→ **EXERCISE PROMPT**
Write every line out verbatim and omit the pictures.

====== MATERIALS PROVIDED

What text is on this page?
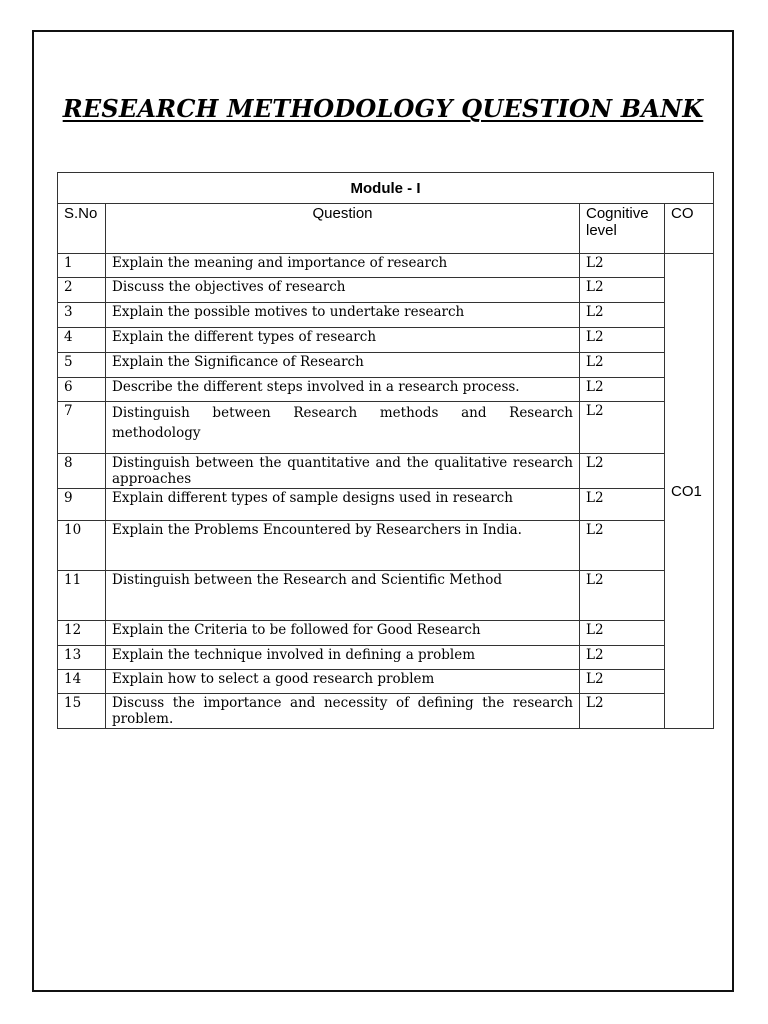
RESEARCH METHODOLOGY QUESTION BANK
Module - I			
S.No	Question	Cognitive level	CO
1	Explain the meaning and importance of research	L2	CO1
2	Discuss the objectives of research	L2	
3	Explain the possible motives to undertake research	L2	
4	Explain the different types of research	L2	
5	Explain the Significance of Research	L2	
6	Describe the different steps involved in a research process.	L2	
7	Distinguish between Research methods and Research methodology	L2	
8	Distinguish between the quantitative and the qualitative research approaches	L2	
9	Explain different types of sample designs used in research	L2	
10	Explain the Problems Encountered by Researchers in India.	L2	
11	Distinguish between the Research and Scientific Method	L2	
12	Explain the Criteria to be followed for Good Research	L2	
13	Explain the technique involved in defining a problem	L2	
14	Explain how to select a good research problem	L2	
15	Discuss the importance and necessity of defining the research problem.	L2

============

→ **OUTPUT BELOW**
What text is on this page?
RESEARCH METHODOLOGY QUESTION BANK
Module - I			
S.No	Question	Cognitive level	CO
1	Explain the meaning and importance of research	L2	CO1
2	Discuss the objectives of research	L2	
3	Explain the possible motives to undertake research	L2	
4	Explain the different types of research	L2	
5	Explain the Significance of Research	L2	
6	Describe the different steps involved in a research process.	L2	
7	Distinguish between Research methods and Research methodology	L2	
8	Distinguish between the quantitative and the qualitative research approaches	L2	
9	Explain different types of sample designs used in research	L2	
10	Explain the Problems Encountered by Researchers in India.	L2	
11	Distinguish between the Research and Scientific Method	L2	
12	Explain the Criteria to be followed for Good Research	L2	
13	Explain the technique involved in defining a problem	L2	
14	Explain how to select a good research problem	L2	
15	Discuss the importance and necessity of defining the research problem.	L2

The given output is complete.